>>>

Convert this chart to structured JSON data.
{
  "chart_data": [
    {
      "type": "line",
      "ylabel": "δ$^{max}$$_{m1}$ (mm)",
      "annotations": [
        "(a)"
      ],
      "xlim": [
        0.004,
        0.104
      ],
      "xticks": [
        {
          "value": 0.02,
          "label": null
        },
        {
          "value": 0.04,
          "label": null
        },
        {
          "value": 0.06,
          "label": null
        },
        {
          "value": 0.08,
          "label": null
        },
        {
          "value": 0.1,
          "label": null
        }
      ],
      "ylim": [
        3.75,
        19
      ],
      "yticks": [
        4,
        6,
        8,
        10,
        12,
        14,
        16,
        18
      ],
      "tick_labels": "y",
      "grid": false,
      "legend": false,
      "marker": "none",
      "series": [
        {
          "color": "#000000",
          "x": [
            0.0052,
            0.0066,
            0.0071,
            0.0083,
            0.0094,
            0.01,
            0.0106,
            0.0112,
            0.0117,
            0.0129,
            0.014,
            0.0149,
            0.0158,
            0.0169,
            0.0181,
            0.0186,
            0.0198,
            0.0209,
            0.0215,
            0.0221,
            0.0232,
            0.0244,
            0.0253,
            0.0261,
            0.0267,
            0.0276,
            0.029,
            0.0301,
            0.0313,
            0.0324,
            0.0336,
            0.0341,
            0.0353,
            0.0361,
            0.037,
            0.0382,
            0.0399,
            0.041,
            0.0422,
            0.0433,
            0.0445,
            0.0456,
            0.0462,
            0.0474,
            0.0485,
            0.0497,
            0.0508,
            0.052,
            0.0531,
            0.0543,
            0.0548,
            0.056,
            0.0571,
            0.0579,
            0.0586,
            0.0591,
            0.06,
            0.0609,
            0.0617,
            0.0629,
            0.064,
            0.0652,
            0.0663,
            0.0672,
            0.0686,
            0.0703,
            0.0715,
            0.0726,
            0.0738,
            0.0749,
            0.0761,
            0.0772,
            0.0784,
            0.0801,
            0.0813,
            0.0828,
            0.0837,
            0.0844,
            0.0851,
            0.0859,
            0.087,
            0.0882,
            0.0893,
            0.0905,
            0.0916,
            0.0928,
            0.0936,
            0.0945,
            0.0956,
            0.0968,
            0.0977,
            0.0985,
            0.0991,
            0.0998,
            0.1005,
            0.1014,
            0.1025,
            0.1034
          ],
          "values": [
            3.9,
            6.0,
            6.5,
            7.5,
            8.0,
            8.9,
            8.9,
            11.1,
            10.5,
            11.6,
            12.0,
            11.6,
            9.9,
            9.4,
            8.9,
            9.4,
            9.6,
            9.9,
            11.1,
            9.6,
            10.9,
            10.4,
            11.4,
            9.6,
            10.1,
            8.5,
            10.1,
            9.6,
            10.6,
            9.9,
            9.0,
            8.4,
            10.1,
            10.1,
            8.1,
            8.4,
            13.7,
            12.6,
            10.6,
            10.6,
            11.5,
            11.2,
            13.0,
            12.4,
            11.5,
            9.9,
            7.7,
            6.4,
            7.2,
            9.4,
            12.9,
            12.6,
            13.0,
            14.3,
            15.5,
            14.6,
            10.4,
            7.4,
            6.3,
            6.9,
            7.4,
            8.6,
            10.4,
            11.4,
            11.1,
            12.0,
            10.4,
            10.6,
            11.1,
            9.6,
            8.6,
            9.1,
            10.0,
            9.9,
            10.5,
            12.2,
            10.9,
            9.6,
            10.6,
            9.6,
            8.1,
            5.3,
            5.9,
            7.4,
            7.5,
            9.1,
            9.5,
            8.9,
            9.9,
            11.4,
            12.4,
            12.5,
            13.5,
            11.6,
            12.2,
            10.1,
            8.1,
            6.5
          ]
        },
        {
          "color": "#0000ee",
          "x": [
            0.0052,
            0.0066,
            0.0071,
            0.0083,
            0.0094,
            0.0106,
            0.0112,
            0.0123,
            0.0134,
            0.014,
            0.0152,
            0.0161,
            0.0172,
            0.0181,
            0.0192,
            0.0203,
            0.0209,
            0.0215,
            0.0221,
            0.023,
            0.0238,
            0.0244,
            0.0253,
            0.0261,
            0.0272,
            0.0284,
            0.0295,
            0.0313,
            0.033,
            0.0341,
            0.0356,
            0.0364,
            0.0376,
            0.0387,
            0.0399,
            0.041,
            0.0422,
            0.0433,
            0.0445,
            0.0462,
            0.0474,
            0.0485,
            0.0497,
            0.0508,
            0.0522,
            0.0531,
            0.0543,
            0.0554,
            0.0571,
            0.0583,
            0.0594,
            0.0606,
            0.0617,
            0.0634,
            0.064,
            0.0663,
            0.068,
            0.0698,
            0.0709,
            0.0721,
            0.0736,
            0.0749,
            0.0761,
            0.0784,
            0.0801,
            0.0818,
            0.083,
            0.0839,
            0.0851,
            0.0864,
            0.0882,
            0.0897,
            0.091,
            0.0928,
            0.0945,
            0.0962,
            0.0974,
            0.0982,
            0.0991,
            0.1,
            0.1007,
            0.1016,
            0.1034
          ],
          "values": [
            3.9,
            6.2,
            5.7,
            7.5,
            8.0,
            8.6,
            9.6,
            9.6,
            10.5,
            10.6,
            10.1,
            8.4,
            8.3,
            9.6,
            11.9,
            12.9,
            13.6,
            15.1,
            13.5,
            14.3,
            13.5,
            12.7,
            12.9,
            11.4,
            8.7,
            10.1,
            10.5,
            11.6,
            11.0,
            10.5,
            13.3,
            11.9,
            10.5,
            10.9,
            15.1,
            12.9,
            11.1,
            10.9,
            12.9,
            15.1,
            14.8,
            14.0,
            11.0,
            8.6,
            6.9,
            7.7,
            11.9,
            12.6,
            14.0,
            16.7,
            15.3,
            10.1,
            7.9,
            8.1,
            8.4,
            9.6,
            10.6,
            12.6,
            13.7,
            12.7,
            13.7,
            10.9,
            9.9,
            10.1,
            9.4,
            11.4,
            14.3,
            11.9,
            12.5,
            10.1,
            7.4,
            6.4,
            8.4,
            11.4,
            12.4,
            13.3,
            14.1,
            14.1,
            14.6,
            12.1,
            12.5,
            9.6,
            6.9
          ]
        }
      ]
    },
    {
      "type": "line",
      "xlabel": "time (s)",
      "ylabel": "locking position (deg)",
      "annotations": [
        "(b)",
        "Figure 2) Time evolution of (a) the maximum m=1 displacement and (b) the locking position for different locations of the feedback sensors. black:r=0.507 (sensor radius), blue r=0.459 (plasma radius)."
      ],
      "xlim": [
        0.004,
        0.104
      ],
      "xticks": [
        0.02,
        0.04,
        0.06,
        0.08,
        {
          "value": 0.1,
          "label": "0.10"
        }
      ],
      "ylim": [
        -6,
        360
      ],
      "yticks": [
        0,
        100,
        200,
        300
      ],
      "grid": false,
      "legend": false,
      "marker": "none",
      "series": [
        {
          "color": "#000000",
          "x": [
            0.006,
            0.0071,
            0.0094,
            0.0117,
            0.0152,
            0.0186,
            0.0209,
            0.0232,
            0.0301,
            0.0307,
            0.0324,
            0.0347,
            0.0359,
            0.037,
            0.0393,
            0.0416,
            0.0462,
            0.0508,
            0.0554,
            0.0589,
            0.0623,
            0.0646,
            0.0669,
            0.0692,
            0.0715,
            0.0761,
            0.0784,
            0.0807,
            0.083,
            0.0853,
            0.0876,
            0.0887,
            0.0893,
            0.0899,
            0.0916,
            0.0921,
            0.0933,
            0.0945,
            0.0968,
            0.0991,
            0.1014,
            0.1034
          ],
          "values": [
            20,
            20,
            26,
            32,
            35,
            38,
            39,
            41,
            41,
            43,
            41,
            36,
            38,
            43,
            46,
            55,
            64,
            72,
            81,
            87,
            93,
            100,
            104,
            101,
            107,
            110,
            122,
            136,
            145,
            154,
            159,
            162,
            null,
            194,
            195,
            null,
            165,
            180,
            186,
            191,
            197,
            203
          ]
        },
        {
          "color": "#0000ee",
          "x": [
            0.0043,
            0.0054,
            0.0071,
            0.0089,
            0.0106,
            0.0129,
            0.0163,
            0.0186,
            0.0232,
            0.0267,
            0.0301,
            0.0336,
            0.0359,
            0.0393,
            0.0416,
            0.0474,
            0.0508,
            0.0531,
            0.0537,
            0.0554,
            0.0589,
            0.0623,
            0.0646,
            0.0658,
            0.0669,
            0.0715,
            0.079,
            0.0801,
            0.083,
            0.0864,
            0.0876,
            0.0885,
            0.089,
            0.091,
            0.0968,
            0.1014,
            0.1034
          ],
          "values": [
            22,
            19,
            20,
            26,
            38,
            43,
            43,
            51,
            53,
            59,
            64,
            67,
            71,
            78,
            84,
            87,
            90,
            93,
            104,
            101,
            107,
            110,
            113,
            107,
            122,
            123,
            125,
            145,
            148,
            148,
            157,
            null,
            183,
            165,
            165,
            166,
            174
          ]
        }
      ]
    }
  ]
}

<<<

Short exercise:
Using the records above, pull out each line where the word "locking" occurs.

Task answer:
      "ylabel": "locking position (deg)",
        "Figure 2) Time evolution of (a) the maximum m=1 displacement and (b) the locking position for different locations of the feedback sensors. black:r=0.507 (sensor radius), blue r=0.459 (plasma radius)."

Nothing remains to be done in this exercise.